Task goal: Sift the listing for lines that hold the string "就开始收集" and pull them out.

[Supplied information start]

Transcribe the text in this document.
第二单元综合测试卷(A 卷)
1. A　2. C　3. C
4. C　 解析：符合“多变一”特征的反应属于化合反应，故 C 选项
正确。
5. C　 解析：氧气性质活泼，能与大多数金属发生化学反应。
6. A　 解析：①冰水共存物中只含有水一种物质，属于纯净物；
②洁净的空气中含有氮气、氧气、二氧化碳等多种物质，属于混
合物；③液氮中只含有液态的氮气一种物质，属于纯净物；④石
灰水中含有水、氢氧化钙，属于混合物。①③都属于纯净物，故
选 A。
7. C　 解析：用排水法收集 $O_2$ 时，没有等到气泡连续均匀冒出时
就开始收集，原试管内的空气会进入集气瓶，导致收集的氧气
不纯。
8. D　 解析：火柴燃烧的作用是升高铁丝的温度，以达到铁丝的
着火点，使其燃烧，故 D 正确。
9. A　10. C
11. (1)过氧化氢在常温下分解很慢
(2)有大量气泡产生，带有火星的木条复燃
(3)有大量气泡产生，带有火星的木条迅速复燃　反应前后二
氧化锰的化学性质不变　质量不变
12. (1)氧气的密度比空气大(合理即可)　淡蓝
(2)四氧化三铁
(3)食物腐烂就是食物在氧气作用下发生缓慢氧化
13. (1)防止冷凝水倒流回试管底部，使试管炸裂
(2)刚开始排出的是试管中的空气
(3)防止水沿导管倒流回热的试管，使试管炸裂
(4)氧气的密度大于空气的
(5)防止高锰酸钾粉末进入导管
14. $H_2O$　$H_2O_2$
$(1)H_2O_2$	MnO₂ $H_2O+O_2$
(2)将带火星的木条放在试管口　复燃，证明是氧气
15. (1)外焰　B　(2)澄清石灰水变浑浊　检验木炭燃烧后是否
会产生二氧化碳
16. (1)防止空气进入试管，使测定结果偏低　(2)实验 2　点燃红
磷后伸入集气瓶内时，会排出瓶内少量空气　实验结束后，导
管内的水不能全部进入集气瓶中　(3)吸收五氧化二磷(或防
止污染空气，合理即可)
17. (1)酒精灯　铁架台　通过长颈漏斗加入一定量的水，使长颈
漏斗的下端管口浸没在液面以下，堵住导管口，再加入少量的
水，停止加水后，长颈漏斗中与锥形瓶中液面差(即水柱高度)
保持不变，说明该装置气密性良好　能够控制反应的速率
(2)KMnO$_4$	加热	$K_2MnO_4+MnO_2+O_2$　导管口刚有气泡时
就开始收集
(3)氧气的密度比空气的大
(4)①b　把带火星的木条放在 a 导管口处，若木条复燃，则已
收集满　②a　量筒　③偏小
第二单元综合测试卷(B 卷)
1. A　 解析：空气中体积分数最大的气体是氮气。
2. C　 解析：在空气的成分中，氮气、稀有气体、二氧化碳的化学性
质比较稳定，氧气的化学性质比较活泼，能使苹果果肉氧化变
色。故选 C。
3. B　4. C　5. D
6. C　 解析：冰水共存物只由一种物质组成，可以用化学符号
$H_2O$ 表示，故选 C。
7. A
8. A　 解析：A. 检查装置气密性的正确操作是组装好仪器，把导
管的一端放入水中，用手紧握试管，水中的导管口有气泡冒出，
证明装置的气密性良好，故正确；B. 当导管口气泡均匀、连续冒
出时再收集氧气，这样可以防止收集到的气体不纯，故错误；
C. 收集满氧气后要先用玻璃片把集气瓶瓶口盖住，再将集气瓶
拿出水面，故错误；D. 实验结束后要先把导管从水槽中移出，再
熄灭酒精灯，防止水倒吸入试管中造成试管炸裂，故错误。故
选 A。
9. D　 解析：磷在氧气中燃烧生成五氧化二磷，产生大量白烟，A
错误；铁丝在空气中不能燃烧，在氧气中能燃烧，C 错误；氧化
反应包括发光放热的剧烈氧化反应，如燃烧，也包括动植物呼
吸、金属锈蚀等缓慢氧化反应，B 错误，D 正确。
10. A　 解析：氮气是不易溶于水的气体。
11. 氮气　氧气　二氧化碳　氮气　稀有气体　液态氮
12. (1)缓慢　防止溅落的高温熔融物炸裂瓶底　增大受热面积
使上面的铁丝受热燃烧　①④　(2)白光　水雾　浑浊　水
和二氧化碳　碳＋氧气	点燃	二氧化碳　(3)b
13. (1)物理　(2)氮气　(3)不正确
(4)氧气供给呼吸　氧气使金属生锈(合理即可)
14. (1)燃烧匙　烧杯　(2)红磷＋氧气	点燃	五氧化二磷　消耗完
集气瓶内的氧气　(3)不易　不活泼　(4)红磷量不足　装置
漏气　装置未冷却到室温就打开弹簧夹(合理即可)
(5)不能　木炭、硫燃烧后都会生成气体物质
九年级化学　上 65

[Supplied information end]

Solution below:
就开始收集，原试管内的空气会进入集气瓶，导致收集的氧气
就开始收集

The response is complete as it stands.